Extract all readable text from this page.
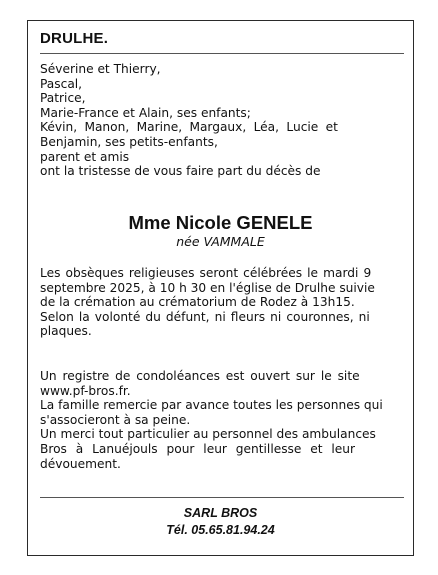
DRULHE.
Séverine et Thierry,
Pascal,
Patrice,
Marie-France et Alain, ses enfants;
Kévin, Manon, Marine, Margaux, Léa, Lucie et
Benjamin, ses petits-enfants,
parent et amis
ont la tristesse de vous faire part du décès de
Mme Nicole GENELE
née VAMMALE
Les obsèques religieuses seront célébrées le mardi 9
septembre 2025, à 10 h 30 en l'église de Drulhe suivie
de la crémation au crématorium de Rodez à 13h15.
Selon la volonté du défunt, ni fleurs ni couronnes, ni
plaques.
Un registre de condoléances est ouvert sur le site
www.pf-bros.fr.
La famille remercie par avance toutes les personnes qui
s'associeront à sa peine.
Un merci tout particulier au personnel des ambulances
Bros à Lanuéjouls pour leur gentillesse et leur
dévouement.
SARL BROS
Tél. 05.65.81.94.24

» **Aim**: Reproduce every line above as written, skipping pictures.

» **The solution**:
Extract all readable text from this page.
DRULHE.
Séverine et Thierry,
Pascal,
Patrice,
Marie-France et Alain, ses enfants;
Kévin, Manon, Marine, Margaux, Léa, Lucie et
Benjamin, ses petits-enfants,
parent et amis
ont la tristesse de vous faire part du décès de
Mme Nicole GENELE
née VAMMALE
Les obsèques religieuses seront célébrées le mardi 9
septembre 2025, à 10 h 30 en l'église de Drulhe suivie
de la crémation au crématorium de Rodez à 13h15.
Selon la volonté du défunt, ni fleurs ni couronnes, ni
plaques.
Un registre de condoléances est ouvert sur le site
www.pf-bros.fr.
La famille remercie par avance toutes les personnes qui
s'associeront à sa peine.
Un merci tout particulier au personnel des ambulances
Bros à Lanuéjouls pour leur gentillesse et leur
dévouement.
SARL BROS
Tél. 05.65.81.94.24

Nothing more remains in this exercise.